## GOAL OF THE EXERCISE
Produce a verbatim copy of the entries listed below.

*** ENTRIES PROVIDED

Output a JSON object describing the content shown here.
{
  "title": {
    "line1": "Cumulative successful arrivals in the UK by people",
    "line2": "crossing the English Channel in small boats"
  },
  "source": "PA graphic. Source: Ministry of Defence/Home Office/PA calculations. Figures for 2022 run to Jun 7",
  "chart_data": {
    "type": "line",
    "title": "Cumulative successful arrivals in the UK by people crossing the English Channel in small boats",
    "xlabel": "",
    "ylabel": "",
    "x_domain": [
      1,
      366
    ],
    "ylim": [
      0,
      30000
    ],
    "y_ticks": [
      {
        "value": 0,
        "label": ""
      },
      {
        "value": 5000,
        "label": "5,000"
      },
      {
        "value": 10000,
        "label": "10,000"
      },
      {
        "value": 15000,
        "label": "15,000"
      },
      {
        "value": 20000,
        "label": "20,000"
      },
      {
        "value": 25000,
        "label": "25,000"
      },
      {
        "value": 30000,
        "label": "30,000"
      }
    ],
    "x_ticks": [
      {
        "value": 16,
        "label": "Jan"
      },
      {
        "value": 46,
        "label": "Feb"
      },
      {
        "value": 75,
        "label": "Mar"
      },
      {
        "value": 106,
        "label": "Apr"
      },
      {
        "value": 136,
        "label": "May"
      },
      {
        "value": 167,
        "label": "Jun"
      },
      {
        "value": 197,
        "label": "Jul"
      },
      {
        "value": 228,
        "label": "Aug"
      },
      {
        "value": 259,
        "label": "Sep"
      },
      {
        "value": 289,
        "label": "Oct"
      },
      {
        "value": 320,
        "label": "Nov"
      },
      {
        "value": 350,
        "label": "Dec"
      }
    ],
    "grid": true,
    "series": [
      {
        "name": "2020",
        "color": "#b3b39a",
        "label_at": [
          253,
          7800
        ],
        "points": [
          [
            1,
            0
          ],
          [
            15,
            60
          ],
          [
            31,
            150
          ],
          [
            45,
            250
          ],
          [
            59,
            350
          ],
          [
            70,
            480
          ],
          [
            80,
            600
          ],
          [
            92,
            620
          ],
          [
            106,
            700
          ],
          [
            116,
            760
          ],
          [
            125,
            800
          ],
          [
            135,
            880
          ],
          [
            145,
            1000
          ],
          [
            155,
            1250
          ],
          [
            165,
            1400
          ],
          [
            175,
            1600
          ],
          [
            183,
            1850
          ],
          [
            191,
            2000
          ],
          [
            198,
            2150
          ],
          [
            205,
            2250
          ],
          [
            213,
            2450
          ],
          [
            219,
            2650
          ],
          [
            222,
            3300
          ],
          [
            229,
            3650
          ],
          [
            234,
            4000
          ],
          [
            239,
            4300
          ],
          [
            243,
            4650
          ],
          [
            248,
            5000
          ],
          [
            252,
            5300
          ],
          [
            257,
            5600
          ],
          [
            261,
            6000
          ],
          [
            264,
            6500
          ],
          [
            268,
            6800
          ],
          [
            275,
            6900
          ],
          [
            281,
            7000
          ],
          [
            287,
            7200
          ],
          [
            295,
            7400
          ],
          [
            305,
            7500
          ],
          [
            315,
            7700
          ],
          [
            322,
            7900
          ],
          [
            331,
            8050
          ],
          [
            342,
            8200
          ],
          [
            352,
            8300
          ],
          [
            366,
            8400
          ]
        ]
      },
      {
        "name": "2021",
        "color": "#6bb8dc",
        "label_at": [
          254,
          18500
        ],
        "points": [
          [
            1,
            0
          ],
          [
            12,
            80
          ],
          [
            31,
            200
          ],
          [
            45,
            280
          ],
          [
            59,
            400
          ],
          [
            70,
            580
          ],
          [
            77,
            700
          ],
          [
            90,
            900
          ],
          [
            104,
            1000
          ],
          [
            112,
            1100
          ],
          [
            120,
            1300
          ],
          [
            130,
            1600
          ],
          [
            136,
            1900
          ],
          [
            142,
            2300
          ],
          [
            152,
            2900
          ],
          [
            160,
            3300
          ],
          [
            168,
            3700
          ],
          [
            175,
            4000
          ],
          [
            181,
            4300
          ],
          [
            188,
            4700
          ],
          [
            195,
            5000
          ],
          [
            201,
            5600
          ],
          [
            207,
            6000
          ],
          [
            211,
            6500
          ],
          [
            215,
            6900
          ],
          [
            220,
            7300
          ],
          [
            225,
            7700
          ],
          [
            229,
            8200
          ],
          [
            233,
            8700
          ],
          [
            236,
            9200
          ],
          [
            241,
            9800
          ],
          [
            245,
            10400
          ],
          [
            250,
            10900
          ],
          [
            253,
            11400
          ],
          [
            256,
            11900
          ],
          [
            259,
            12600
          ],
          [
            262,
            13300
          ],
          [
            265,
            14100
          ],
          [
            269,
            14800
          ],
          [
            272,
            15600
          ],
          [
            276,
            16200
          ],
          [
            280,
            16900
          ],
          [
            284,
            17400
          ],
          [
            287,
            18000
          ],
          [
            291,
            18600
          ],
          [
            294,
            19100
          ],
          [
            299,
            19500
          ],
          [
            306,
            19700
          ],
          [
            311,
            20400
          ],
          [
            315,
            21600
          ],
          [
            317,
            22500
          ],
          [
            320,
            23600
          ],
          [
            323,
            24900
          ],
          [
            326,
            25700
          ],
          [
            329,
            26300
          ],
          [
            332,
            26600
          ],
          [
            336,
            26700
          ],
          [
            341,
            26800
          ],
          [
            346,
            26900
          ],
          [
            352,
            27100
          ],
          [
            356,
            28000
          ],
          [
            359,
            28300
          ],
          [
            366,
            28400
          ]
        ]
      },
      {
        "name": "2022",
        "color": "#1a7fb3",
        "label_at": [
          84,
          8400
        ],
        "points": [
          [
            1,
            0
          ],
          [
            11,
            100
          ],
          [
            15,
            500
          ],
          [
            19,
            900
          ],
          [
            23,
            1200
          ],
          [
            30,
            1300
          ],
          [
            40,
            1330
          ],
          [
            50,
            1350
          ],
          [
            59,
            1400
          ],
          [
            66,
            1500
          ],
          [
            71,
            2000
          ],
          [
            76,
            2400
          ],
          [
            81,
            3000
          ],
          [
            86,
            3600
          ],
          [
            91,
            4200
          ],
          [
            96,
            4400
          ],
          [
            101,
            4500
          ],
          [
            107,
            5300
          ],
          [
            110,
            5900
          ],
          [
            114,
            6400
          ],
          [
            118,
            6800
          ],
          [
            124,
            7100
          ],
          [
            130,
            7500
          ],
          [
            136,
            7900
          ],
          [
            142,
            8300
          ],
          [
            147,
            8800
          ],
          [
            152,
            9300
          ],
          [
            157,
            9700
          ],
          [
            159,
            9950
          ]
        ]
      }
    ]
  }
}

******

## TASK RESPONSE
Output a JSON object describing the content shown here.
{
  "title": {
    "line1": "Cumulative successful arrivals in the UK by people",
    "line2": "crossing the English Channel in small boats"
  },
  "source": "PA graphic. Source: Ministry of Defence/Home Office/PA calculations. Figures for 2022 run to Jun 7",
  "chart_data": {
    "type": "line",
    "title": "Cumulative successful arrivals in the UK by people crossing the English Channel in small boats",
    "xlabel": "",
    "ylabel": "",
    "x_domain": [
      1,
      366
    ],
    "ylim": [
      0,
      30000
    ],
    "y_ticks": [
      {
        "value": 0,
        "label": ""
      },
      {
        "value": 5000,
        "label": "5,000"
      },
      {
        "value": 10000,
        "label": "10,000"
      },
      {
        "value": 15000,
        "label": "15,000"
      },
      {
        "value": 20000,
        "label": "20,000"
      },
      {
        "value": 25000,
        "label": "25,000"
      },
      {
        "value": 30000,
        "label": "30,000"
      }
    ],
    "x_ticks": [
      {
        "value": 16,
        "label": "Jan"
      },
      {
        "value": 46,
        "label": "Feb"
      },
      {
        "value": 75,
        "label": "Mar"
      },
      {
        "value": 106,
        "label": "Apr"
      },
      {
        "value": 136,
        "label": "May"
      },
      {
        "value": 167,
        "label": "Jun"
      },
      {
        "value": 197,
        "label": "Jul"
      },
      {
        "value": 228,
        "label": "Aug"
      },
      {
        "value": 259,
        "label": "Sep"
      },
      {
        "value": 289,
        "label": "Oct"
      },
      {
        "value": 320,
        "label": "Nov"
      },
      {
        "value": 350,
        "label": "Dec"
      }
    ],
    "grid": true,
    "series": [
      {
        "name": "2020",
        "color": "#b3b39a",
        "label_at": [
          253,
          7800
        ],
        "points": [
          [
            1,
            0
          ],
          [
            15,
            60
          ],
          [
            31,
            150
          ],
          [
            45,
            250
          ],
          [
            59,
            350
          ],
          [
            70,
            480
          ],
          [
            80,
            600
          ],
          [
            92,
            620
          ],
          [
            106,
            700
          ],
          [
            116,
            760
          ],
          [
            125,
            800
          ],
          [
            135,
            880
          ],
          [
            145,
            1000
          ],
          [
            155,
            1250
          ],
          [
            165,
            1400
          ],
          [
            175,
            1600
          ],
          [
            183,
            1850
          ],
          [
            191,
            2000
          ],
          [
            198,
            2150
          ],
          [
            205,
            2250
          ],
          [
            213,
            2450
          ],
          [
            219,
            2650
          ],
          [
            222,
            3300
          ],
          [
            229,
            3650
          ],
          [
            234,
            4000
          ],
          [
            239,
            4300
          ],
          [
            243,
            4650
          ],
          [
            248,
            5000
          ],
          [
            252,
            5300
          ],
          [
            257,
            5600
          ],
          [
            261,
            6000
          ],
          [
            264,
            6500
          ],
          [
            268,
            6800
          ],
          [
            275,
            6900
          ],
          [
            281,
            7000
          ],
          [
            287,
            7200
          ],
          [
            295,
            7400
          ],
          [
            305,
            7500
          ],
          [
            315,
            7700
          ],
          [
            322,
            7900
          ],
          [
            331,
            8050
          ],
          [
            342,
            8200
          ],
          [
            352,
            8300
          ],
          [
            366,
            8400
          ]
        ]
      },
      {
        "name": "2021",
        "color": "#6bb8dc",
        "label_at": [
          254,
          18500
        ],
        "points": [
          [
            1,
            0
          ],
          [
            12,
            80
          ],
          [
            31,
            200
          ],
          [
            45,
            280
          ],
          [
            59,
            400
          ],
          [
            70,
            580
          ],
          [
            77,
            700
          ],
          [
            90,
            900
          ],
          [
            104,
            1000
          ],
          [
            112,
            1100
          ],
          [
            120,
            1300
          ],
          [
            130,
            1600
          ],
          [
            136,
            1900
          ],
          [
            142,
            2300
          ],
          [
            152,
            2900
          ],
          [
            160,
            3300
          ],
          [
            168,
            3700
          ],
          [
            175,
            4000
          ],
          [
            181,
            4300
          ],
          [
            188,
            4700
          ],
          [
            195,
            5000
          ],
          [
            201,
            5600
          ],
          [
            207,
            6000
          ],
          [
            211,
            6500
          ],
          [
            215,
            6900
          ],
          [
            220,
            7300
          ],
          [
            225,
            7700
          ],
          [
            229,
            8200
          ],
          [
            233,
            8700
          ],
          [
            236,
            9200
          ],
          [
            241,
            9800
          ],
          [
            245,
            10400
          ],
          [
            250,
            10900
          ],
          [
            253,
            11400
          ],
          [
            256,
            11900
          ],
          [
            259,
            12600
          ],
          [
            262,
            13300
          ],
          [
            265,
            14100
          ],
          [
            269,
            14800
          ],
          [
            272,
            15600
          ],
          [
            276,
            16200
          ],
          [
            280,
            16900
          ],
          [
            284,
            17400
          ],
          [
            287,
            18000
          ],
          [
            291,
            18600
          ],
          [
            294,
            19100
          ],
          [
            299,
            19500
          ],
          [
            306,
            19700
          ],
          [
            311,
            20400
          ],
          [
            315,
            21600
          ],
          [
            317,
            22500
          ],
          [
            320,
            23600
          ],
          [
            323,
            24900
          ],
          [
            326,
            25700
          ],
          [
            329,
            26300
          ],
          [
            332,
            26600
          ],
          [
            336,
            26700
          ],
          [
            341,
            26800
          ],
          [
            346,
            26900
          ],
          [
            352,
            27100
          ],
          [
            356,
            28000
          ],
          [
            359,
            28300
          ],
          [
            366,
            28400
          ]
        ]
      },
      {
        "name": "2022",
        "color": "#1a7fb3",
        "label_at": [
          84,
          8400
        ],
        "points": [
          [
            1,
            0
          ],
          [
            11,
            100
          ],
          [
            15,
            500
          ],
          [
            19,
            900
          ],
          [
            23,
            1200
          ],
          [
            30,
            1300
          ],
          [
            40,
            1330
          ],
          [
            50,
            1350
          ],
          [
            59,
            1400
          ],
          [
            66,
            1500
          ],
          [
            71,
            2000
          ],
          [
            76,
            2400
          ],
          [
            81,
            3000
          ],
          [
            86,
            3600
          ],
          [
            91,
            4200
          ],
          [
            96,
            4400
          ],
          [
            101,
            4500
          ],
          [
            107,
            5300
          ],
          [
            110,
            5900
          ],
          [
            114,
            6400
          ],
          [
            118,
            6800
          ],
          [
            124,
            7100
          ],
          [
            130,
            7500
          ],
          [
            136,
            7900
          ],
          [
            142,
            8300
          ],
          [
            147,
            8800
          ],
          [
            152,
            9300
          ],
          [
            157,
            9700
          ],
          [
            159,
            9950
          ]
        ]
      }
    ]
  }
}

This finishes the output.